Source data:

--

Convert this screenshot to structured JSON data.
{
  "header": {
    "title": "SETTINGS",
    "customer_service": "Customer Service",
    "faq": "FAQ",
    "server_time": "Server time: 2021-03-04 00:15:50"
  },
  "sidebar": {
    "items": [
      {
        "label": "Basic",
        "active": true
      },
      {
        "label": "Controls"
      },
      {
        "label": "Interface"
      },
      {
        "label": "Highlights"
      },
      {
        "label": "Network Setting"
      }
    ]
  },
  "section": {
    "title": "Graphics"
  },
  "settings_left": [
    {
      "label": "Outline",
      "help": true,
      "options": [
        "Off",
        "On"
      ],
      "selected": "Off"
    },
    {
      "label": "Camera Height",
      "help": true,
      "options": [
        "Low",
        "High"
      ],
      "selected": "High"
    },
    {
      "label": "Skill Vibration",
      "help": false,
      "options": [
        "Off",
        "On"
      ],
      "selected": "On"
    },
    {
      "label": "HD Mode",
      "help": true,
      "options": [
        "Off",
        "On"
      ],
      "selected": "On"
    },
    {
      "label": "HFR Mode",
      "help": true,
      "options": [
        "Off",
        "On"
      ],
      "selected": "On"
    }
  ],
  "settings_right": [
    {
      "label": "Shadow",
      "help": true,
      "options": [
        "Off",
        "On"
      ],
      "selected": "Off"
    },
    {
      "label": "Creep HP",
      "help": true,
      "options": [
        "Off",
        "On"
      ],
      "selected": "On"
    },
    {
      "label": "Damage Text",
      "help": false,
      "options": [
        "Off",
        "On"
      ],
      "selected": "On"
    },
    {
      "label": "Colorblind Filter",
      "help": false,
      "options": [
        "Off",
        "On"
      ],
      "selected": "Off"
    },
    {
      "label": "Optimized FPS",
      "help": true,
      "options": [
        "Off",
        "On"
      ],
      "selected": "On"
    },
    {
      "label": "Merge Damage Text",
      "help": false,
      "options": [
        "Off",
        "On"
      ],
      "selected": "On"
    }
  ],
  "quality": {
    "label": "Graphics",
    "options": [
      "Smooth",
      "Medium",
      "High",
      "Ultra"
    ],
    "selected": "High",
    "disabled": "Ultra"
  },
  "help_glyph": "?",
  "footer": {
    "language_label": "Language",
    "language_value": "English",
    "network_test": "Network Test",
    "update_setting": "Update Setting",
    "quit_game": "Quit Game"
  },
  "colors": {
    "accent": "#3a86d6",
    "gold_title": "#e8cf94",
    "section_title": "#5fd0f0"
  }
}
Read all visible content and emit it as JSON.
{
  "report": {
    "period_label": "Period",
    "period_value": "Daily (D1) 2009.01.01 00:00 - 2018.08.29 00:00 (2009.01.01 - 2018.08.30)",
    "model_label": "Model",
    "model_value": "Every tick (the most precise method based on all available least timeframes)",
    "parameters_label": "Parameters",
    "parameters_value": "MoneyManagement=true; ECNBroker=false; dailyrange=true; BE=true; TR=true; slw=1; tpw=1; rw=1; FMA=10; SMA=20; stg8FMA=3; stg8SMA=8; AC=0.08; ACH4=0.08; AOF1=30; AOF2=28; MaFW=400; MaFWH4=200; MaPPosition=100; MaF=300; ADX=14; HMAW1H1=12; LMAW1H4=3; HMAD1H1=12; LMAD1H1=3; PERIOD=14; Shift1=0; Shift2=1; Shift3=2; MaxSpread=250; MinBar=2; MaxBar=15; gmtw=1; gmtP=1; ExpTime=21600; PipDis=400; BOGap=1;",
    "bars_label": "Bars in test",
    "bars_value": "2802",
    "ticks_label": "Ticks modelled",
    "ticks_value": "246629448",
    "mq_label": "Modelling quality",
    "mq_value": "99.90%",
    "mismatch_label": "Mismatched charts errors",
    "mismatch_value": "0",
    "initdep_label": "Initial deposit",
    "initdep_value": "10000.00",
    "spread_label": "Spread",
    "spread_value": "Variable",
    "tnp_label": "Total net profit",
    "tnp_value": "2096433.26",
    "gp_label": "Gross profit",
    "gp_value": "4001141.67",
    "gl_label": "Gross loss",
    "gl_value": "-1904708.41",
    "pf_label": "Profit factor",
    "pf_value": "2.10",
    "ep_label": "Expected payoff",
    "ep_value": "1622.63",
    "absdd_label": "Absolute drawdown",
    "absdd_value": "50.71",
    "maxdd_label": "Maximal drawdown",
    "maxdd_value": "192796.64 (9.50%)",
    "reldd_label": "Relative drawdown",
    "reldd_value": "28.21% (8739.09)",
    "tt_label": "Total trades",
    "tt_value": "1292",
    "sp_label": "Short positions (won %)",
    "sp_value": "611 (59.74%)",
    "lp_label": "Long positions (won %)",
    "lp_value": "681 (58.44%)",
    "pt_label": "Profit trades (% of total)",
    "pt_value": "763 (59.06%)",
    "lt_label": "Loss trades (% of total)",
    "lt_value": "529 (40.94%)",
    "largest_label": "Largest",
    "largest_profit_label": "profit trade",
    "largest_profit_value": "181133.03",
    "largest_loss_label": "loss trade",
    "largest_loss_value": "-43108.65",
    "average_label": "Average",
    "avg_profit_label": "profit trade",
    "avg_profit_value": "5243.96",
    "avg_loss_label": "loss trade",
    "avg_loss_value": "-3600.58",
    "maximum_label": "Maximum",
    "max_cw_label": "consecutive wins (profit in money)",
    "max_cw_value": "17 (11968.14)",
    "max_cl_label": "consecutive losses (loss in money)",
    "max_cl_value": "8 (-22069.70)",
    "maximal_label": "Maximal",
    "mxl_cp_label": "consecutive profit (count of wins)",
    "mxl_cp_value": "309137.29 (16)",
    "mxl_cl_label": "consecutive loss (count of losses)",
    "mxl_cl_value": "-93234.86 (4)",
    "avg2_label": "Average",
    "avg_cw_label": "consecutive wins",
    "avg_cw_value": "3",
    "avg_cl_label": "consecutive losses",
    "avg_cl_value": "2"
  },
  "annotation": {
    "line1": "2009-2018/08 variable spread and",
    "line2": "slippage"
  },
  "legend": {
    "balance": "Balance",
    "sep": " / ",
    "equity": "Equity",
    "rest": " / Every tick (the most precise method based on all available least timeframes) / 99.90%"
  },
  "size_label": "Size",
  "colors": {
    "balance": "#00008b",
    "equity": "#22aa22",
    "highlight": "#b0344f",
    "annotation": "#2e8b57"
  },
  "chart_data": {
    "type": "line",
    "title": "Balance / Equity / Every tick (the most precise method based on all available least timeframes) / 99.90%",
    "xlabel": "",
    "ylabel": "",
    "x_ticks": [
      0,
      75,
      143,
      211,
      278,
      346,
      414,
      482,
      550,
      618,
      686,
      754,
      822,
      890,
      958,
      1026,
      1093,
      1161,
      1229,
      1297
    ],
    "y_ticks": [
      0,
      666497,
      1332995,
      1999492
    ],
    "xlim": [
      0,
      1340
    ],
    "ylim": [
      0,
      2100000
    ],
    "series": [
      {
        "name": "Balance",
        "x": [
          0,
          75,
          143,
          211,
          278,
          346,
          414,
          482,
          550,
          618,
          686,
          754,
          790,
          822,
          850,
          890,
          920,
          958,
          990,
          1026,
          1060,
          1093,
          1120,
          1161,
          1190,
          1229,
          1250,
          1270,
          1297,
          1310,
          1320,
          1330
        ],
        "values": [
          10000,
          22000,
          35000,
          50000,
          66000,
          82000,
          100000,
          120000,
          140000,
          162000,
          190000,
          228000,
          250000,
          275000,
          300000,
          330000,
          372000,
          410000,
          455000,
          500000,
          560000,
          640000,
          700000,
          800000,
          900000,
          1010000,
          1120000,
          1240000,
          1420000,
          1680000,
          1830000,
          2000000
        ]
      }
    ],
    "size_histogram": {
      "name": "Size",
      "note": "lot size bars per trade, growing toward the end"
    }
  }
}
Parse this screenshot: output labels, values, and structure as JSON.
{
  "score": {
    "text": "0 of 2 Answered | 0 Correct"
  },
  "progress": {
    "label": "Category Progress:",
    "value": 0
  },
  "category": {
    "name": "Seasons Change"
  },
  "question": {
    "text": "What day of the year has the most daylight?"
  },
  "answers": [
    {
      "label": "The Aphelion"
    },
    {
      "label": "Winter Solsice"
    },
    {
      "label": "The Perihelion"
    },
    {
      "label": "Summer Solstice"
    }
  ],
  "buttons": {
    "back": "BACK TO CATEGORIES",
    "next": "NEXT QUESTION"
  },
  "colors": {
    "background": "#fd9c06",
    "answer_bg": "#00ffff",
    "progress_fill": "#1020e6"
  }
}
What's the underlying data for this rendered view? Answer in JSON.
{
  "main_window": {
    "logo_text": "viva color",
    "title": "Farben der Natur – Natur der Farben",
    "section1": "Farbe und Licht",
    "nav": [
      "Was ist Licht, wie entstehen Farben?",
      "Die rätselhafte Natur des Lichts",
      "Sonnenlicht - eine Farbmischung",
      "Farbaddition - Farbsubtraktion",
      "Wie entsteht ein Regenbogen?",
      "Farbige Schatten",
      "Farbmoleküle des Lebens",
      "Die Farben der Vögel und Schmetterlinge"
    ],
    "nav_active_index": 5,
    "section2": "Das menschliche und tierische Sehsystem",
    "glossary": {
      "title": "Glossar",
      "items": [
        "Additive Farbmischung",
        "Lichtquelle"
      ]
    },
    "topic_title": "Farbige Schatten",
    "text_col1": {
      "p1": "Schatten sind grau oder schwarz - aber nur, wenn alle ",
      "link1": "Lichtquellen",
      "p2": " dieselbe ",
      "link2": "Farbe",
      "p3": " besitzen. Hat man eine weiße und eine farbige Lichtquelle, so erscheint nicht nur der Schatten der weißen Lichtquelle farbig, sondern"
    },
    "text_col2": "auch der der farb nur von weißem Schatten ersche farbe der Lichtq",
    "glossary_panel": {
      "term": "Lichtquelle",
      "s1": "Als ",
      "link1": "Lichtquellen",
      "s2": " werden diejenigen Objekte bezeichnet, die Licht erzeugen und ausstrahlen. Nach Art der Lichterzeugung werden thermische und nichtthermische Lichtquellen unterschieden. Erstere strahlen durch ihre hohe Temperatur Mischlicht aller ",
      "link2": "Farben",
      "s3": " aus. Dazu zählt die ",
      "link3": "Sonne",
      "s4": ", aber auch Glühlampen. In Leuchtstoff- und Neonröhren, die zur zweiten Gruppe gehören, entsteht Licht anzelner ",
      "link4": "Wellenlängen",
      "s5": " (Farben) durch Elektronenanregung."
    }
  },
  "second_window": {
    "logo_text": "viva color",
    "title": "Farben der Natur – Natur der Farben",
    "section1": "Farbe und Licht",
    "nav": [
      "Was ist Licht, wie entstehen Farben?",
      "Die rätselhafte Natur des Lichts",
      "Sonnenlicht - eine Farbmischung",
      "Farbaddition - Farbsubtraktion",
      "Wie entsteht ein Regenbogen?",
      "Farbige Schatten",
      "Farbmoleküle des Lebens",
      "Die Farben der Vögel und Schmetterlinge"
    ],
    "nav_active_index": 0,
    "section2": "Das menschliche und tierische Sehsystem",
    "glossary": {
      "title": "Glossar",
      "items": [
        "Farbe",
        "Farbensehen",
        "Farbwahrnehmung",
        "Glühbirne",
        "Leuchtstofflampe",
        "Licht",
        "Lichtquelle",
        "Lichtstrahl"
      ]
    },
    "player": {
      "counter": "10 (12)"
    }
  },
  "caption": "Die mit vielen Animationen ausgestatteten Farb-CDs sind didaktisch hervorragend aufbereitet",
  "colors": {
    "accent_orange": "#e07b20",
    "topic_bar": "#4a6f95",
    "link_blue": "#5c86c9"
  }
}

--

WHAT YOU WILL DO:
Select every line above that contains the word "auch", and copy it.

COMPLETED EXERCISE:
    "text_col2": "auch der der farb nur von weißem Schatten ersche farbe der Lichtq",
      "s4": ", aber auch Glühlampen. In Leuchtstoff- und Neonröhren, die zur zweiten Gruppe gehören, entsteht Licht anzelner ",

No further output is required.